> **Directive**:
From the listing below, return each line that includes "Daily".
*** Records for the exercise ***
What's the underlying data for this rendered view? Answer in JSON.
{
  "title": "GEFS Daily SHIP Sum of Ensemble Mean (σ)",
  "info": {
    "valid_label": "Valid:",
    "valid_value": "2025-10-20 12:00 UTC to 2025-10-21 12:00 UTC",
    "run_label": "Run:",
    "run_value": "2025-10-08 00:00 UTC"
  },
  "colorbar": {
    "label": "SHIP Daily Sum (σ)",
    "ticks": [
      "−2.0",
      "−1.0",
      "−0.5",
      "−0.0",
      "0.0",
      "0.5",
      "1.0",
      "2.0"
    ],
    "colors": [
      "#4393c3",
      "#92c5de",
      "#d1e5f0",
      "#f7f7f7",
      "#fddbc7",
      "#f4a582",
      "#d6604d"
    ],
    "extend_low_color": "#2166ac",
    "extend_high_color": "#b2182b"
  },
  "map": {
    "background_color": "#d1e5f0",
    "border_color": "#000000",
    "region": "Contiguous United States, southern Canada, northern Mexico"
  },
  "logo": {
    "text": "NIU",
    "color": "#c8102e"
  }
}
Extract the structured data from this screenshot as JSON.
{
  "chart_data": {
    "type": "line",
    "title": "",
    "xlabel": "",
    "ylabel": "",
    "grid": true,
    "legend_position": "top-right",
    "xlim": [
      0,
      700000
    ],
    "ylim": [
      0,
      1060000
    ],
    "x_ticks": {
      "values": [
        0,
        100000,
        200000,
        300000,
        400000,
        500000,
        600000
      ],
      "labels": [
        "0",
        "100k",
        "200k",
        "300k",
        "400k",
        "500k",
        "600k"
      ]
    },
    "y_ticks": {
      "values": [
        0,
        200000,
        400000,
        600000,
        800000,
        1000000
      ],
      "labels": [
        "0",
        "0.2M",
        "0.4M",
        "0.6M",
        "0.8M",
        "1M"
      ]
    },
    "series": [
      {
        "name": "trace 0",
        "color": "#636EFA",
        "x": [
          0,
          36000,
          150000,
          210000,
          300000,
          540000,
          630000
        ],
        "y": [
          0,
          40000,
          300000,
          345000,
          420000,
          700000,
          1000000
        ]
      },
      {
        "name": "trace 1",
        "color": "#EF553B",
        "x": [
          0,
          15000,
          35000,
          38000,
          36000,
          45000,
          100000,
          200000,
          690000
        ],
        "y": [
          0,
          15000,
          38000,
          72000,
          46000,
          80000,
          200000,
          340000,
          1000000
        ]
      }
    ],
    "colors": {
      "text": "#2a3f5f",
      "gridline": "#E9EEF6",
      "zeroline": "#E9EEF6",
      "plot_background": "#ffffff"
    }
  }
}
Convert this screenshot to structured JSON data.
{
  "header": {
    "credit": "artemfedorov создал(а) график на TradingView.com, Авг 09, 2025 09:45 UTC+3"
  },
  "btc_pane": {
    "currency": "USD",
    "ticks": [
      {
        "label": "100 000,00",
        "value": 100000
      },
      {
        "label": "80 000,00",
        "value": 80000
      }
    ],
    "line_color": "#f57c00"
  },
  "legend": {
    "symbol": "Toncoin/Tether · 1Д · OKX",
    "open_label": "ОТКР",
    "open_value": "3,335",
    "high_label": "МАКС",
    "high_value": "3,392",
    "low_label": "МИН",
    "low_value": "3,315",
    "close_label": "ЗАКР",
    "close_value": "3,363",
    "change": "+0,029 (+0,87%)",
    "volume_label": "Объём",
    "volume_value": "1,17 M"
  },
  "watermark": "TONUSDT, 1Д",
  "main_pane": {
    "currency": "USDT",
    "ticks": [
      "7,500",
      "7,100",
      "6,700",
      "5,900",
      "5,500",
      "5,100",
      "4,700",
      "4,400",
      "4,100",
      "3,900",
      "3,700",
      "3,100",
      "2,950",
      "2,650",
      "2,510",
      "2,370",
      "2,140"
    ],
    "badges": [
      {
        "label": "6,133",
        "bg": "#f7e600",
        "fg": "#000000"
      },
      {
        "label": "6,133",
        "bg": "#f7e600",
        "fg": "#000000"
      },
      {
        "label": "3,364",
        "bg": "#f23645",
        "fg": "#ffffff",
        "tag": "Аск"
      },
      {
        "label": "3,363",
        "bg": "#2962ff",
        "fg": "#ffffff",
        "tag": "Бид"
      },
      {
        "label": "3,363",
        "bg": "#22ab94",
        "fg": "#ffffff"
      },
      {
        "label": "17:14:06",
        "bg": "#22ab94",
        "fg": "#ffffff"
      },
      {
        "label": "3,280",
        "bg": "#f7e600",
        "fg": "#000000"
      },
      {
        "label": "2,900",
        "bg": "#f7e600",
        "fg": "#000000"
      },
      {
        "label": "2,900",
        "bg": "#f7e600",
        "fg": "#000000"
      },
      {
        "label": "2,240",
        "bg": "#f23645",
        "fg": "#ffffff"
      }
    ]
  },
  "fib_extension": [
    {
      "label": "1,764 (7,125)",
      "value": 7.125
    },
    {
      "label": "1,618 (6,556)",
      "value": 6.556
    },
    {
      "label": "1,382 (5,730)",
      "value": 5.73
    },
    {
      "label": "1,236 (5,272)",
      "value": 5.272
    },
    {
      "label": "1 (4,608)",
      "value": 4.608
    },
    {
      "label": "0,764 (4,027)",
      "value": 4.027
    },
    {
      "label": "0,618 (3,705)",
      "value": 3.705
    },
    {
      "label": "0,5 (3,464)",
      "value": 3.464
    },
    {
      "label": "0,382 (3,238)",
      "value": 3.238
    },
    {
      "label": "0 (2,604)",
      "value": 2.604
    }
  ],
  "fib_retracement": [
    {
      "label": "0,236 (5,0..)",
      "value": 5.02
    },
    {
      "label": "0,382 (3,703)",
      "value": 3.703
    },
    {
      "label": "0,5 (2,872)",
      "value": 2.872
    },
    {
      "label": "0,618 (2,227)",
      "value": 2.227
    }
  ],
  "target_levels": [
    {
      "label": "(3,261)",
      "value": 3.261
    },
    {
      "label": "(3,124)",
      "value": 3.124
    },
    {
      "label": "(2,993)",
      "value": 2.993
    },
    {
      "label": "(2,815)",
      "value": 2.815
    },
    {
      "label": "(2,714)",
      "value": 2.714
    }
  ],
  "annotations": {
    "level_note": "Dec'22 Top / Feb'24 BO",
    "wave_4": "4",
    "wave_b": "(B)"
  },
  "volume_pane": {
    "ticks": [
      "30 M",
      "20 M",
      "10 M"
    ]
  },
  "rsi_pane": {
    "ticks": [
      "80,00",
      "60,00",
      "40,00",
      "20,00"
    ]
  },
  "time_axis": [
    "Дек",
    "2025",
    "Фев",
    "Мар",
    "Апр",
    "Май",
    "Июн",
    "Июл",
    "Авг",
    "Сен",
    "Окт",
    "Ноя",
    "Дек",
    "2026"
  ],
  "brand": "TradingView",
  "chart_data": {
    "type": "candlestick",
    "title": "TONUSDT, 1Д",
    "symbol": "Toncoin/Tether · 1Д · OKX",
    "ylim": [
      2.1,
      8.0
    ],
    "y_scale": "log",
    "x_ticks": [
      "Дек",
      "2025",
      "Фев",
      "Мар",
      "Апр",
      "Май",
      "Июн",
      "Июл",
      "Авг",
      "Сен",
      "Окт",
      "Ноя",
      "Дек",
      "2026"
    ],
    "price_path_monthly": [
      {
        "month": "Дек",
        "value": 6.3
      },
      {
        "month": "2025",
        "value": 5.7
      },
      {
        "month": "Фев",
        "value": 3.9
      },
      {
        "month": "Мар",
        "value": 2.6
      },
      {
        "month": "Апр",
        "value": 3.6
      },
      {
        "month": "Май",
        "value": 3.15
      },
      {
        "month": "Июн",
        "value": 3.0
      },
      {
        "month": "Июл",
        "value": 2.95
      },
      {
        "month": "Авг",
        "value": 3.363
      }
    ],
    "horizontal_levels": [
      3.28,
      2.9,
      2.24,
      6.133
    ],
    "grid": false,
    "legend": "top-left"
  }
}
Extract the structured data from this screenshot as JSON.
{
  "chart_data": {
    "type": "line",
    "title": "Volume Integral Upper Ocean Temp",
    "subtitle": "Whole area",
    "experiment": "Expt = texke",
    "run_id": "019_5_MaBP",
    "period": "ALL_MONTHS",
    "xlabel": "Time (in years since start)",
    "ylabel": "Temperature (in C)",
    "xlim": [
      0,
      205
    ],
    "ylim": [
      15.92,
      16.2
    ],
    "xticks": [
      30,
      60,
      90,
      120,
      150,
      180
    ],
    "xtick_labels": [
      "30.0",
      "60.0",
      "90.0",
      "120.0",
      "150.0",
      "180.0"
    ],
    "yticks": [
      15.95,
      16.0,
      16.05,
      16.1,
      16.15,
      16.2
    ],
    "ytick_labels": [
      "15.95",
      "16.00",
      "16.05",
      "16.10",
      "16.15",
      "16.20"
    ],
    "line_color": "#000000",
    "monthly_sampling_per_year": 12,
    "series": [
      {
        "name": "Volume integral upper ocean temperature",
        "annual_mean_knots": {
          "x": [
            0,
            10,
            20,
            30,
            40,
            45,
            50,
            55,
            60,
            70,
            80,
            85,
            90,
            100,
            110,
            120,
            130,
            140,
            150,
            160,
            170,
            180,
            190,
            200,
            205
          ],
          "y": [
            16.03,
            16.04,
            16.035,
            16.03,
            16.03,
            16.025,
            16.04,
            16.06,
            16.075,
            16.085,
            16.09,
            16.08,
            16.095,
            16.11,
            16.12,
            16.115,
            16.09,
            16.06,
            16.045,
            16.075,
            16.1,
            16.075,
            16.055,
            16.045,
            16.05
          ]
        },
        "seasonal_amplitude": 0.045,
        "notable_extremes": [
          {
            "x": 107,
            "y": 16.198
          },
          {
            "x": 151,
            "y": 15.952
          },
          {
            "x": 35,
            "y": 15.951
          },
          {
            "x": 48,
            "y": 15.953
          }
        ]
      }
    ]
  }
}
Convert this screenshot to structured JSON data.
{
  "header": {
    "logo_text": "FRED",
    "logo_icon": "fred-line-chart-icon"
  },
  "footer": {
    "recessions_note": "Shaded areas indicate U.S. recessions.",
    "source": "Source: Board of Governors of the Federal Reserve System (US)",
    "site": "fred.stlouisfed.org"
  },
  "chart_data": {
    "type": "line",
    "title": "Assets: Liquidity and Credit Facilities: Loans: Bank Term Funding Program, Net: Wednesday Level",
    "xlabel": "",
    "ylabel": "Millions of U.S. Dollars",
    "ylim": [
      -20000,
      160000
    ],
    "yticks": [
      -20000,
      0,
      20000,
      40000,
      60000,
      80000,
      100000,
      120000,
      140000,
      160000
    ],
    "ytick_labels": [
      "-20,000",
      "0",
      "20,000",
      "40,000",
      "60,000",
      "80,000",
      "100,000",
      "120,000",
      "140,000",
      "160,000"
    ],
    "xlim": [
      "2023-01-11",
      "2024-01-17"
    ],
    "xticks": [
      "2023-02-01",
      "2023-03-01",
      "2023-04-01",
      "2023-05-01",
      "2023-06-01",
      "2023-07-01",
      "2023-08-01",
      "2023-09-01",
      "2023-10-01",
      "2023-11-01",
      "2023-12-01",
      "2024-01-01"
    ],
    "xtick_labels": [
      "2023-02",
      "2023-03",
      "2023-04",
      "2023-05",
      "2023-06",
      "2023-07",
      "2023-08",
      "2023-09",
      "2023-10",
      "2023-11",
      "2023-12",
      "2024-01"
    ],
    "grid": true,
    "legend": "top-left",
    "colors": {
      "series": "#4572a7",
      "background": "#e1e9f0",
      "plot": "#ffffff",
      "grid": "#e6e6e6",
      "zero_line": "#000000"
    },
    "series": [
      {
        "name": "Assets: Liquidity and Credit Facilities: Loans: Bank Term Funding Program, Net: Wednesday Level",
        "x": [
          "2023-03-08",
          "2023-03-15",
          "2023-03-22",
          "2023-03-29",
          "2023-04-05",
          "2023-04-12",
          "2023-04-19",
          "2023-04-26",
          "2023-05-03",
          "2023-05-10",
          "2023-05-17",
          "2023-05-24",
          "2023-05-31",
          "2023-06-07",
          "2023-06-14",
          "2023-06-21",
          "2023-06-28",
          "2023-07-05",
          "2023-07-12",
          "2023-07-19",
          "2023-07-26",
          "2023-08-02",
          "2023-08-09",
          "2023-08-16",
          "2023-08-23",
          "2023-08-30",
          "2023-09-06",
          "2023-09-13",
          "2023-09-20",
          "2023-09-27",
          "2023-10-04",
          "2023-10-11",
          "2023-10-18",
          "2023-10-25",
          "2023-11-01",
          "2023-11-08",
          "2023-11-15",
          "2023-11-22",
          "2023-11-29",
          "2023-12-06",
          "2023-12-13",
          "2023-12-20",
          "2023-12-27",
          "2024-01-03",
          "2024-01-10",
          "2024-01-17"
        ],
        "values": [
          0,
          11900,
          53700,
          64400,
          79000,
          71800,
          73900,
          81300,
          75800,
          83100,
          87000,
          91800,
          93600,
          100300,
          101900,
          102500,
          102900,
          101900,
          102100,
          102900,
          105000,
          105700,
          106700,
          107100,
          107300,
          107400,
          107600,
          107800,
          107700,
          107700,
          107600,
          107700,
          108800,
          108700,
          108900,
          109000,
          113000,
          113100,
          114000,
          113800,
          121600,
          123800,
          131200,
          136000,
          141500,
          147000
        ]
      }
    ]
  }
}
***
> **Exercise result**:
  "title": "GEFS Daily SHIP Sum of Ensemble Mean (σ)",
    "label": "SHIP Daily Sum (σ)",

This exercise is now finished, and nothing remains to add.